(Data entries)

◇ ◇ ◇ ◇

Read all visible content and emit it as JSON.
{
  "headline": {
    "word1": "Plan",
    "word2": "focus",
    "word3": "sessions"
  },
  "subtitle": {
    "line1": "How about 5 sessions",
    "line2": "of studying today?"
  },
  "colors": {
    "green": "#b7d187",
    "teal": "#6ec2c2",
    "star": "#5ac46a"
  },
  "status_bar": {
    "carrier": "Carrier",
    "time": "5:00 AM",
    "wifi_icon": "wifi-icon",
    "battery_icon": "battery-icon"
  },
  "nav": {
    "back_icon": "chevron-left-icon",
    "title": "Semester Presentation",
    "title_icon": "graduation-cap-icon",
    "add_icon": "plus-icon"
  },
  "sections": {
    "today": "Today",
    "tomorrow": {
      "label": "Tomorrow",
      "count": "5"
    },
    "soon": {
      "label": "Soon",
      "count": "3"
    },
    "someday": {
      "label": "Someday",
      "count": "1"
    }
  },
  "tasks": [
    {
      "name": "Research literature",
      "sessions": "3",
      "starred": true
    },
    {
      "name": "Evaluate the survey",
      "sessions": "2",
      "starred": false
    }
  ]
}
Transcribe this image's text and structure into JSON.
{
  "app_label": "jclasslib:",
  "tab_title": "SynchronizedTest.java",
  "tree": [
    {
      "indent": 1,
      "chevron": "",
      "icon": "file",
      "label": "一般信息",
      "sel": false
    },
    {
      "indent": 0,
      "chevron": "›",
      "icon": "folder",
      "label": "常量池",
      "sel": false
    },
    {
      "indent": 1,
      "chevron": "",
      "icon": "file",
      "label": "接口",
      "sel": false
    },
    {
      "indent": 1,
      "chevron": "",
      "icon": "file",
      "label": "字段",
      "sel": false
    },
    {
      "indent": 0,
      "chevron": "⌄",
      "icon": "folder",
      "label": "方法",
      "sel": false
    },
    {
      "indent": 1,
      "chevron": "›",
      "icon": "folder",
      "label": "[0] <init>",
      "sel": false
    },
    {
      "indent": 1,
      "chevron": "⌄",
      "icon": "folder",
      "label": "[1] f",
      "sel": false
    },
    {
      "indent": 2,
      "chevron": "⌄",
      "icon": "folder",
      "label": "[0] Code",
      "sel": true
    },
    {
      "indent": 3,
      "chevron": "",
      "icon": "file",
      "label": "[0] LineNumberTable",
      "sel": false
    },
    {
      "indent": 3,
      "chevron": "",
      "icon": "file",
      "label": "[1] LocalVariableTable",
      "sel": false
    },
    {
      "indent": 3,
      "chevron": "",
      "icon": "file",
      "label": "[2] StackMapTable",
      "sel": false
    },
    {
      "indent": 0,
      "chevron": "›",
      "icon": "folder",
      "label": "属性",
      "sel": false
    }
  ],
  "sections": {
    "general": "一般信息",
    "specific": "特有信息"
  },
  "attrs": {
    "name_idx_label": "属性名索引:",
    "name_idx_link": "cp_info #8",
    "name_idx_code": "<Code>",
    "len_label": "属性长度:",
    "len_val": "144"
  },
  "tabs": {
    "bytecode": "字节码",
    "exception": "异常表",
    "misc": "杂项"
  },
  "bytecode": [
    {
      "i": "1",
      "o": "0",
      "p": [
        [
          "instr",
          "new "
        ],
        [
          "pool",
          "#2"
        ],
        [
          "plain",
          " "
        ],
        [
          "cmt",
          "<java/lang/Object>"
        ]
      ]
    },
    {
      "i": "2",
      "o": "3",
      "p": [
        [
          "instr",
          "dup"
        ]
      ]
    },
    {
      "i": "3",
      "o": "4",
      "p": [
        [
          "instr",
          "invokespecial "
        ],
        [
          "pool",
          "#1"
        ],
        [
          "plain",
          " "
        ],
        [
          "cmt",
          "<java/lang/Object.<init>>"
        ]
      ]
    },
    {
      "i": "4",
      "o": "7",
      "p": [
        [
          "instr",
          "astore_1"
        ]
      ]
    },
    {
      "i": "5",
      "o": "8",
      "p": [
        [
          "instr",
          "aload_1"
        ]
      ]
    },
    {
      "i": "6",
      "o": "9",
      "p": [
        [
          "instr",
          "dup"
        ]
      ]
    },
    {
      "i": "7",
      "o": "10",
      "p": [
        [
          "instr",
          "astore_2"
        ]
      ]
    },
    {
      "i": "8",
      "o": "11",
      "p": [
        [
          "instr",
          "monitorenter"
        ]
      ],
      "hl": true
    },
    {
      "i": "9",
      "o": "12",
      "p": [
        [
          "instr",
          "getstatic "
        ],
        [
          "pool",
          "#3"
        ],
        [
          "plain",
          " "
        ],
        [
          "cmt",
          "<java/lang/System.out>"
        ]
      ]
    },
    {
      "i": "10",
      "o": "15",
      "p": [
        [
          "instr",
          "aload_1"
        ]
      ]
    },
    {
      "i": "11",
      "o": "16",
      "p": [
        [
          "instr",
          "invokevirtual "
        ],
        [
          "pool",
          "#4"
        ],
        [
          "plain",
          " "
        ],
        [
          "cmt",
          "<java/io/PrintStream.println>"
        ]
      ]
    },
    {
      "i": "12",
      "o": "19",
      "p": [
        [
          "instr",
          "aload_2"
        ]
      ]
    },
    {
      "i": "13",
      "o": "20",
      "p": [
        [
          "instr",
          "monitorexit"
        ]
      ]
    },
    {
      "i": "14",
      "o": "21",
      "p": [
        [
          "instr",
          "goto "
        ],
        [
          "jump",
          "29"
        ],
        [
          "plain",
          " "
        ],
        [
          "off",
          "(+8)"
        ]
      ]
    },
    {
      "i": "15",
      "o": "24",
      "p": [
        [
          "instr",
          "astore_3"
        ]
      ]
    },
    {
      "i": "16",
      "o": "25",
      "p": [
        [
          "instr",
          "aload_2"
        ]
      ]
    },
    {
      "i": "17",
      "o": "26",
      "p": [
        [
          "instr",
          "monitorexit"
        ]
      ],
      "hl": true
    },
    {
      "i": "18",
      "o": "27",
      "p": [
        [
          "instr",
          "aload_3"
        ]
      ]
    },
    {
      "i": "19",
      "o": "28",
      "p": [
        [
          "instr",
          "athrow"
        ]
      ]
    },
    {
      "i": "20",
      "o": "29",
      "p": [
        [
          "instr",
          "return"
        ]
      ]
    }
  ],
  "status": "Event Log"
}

◇ ◇ ◇ ◇

» **The request**
Exactly reproduce all of the entries above.

» **Correct result**
Read all visible content and emit it as JSON.
{
  "headline": {
    "word1": "Plan",
    "word2": "focus",
    "word3": "sessions"
  },
  "subtitle": {
    "line1": "How about 5 sessions",
    "line2": "of studying today?"
  },
  "colors": {
    "green": "#b7d187",
    "teal": "#6ec2c2",
    "star": "#5ac46a"
  },
  "status_bar": {
    "carrier": "Carrier",
    "time": "5:00 AM",
    "wifi_icon": "wifi-icon",
    "battery_icon": "battery-icon"
  },
  "nav": {
    "back_icon": "chevron-left-icon",
    "title": "Semester Presentation",
    "title_icon": "graduation-cap-icon",
    "add_icon": "plus-icon"
  },
  "sections": {
    "today": "Today",
    "tomorrow": {
      "label": "Tomorrow",
      "count": "5"
    },
    "soon": {
      "label": "Soon",
      "count": "3"
    },
    "someday": {
      "label": "Someday",
      "count": "1"
    }
  },
  "tasks": [
    {
      "name": "Research literature",
      "sessions": "3",
      "starred": true
    },
    {
      "name": "Evaluate the survey",
      "sessions": "2",
      "starred": false
    }
  ]
}
Transcribe this image's text and structure into JSON.
{
  "app_label": "jclasslib:",
  "tab_title": "SynchronizedTest.java",
  "tree": [
    {
      "indent": 1,
      "chevron": "",
      "icon": "file",
      "label": "一般信息",
      "sel": false
    },
    {
      "indent": 0,
      "chevron": "›",
      "icon": "folder",
      "label": "常量池",
      "sel": false
    },
    {
      "indent": 1,
      "chevron": "",
      "icon": "file",
      "label": "接口",
      "sel": false
    },
    {
      "indent": 1,
      "chevron": "",
      "icon": "file",
      "label": "字段",
      "sel": false
    },
    {
      "indent": 0,
      "chevron": "⌄",
      "icon": "folder",
      "label": "方法",
      "sel": false
    },
    {
      "indent": 1,
      "chevron": "›",
      "icon": "folder",
      "label": "[0] <init>",
      "sel": false
    },
    {
      "indent": 1,
      "chevron": "⌄",
      "icon": "folder",
      "label": "[1] f",
      "sel": false
    },
    {
      "indent": 2,
      "chevron": "⌄",
      "icon": "folder",
      "label": "[0] Code",
      "sel": true
    },
    {
      "indent": 3,
      "chevron": "",
      "icon": "file",
      "label": "[0] LineNumberTable",
      "sel": false
    },
    {
      "indent": 3,
      "chevron": "",
      "icon": "file",
      "label": "[1] LocalVariableTable",
      "sel": false
    },
    {
      "indent": 3,
      "chevron": "",
      "icon": "file",
      "label": "[2] StackMapTable",
      "sel": false
    },
    {
      "indent": 0,
      "chevron": "›",
      "icon": "folder",
      "label": "属性",
      "sel": false
    }
  ],
  "sections": {
    "general": "一般信息",
    "specific": "特有信息"
  },
  "attrs": {
    "name_idx_label": "属性名索引:",
    "name_idx_link": "cp_info #8",
    "name_idx_code": "<Code>",
    "len_label": "属性长度:",
    "len_val": "144"
  },
  "tabs": {
    "bytecode": "字节码",
    "exception": "异常表",
    "misc": "杂项"
  },
  "bytecode": [
    {
      "i": "1",
      "o": "0",
      "p": [
        [
          "instr",
          "new "
        ],
        [
          "pool",
          "#2"
        ],
        [
          "plain",
          " "
        ],
        [
          "cmt",
          "<java/lang/Object>"
        ]
      ]
    },
    {
      "i": "2",
      "o": "3",
      "p": [
        [
          "instr",
          "dup"
        ]
      ]
    },
    {
      "i": "3",
      "o": "4",
      "p": [
        [
          "instr",
          "invokespecial "
        ],
        [
          "pool",
          "#1"
        ],
        [
          "plain",
          " "
        ],
        [
          "cmt",
          "<java/lang/Object.<init>>"
        ]
      ]
    },
    {
      "i": "4",
      "o": "7",
      "p": [
        [
          "instr",
          "astore_1"
        ]
      ]
    },
    {
      "i": "5",
      "o": "8",
      "p": [
        [
          "instr",
          "aload_1"
        ]
      ]
    },
    {
      "i": "6",
      "o": "9",
      "p": [
        [
          "instr",
          "dup"
        ]
      ]
    },
    {
      "i": "7",
      "o": "10",
      "p": [
        [
          "instr",
          "astore_2"
        ]
      ]
    },
    {
      "i": "8",
      "o": "11",
      "p": [
        [
          "instr",
          "monitorenter"
        ]
      ],
      "hl": true
    },
    {
      "i": "9",
      "o": "12",
      "p": [
        [
          "instr",
          "getstatic "
        ],
        [
          "pool",
          "#3"
        ],
        [
          "plain",
          " "
        ],
        [
          "cmt",
          "<java/lang/System.out>"
        ]
      ]
    },
    {
      "i": "10",
      "o": "15",
      "p": [
        [
          "instr",
          "aload_1"
        ]
      ]
    },
    {
      "i": "11",
      "o": "16",
      "p": [
        [
          "instr",
          "invokevirtual "
        ],
        [
          "pool",
          "#4"
        ],
        [
          "plain",
          " "
        ],
        [
          "cmt",
          "<java/io/PrintStream.println>"
        ]
      ]
    },
    {
      "i": "12",
      "o": "19",
      "p": [
        [
          "instr",
          "aload_2"
        ]
      ]
    },
    {
      "i": "13",
      "o": "20",
      "p": [
        [
          "instr",
          "monitorexit"
        ]
      ]
    },
    {
      "i": "14",
      "o": "21",
      "p": [
        [
          "instr",
          "goto "
        ],
        [
          "jump",
          "29"
        ],
        [
          "plain",
          " "
        ],
        [
          "off",
          "(+8)"
        ]
      ]
    },
    {
      "i": "15",
      "o": "24",
      "p": [
        [
          "instr",
          "astore_3"
        ]
      ]
    },
    {
      "i": "16",
      "o": "25",
      "p": [
        [
          "instr",
          "aload_2"
        ]
      ]
    },
    {
      "i": "17",
      "o": "26",
      "p": [
        [
          "instr",
          "monitorexit"
        ]
      ],
      "hl": true
    },
    {
      "i": "18",
      "o": "27",
      "p": [
        [
          "instr",
          "aload_3"
        ]
      ]
    },
    {
      "i": "19",
      "o": "28",
      "p": [
        [
          "instr",
          "athrow"
        ]
      ]
    },
    {
      "i": "20",
      "o": "29",
      "p": [
        [
          "instr",
          "return"
        ]
      ]
    }
  ],
  "status": "Event Log"
}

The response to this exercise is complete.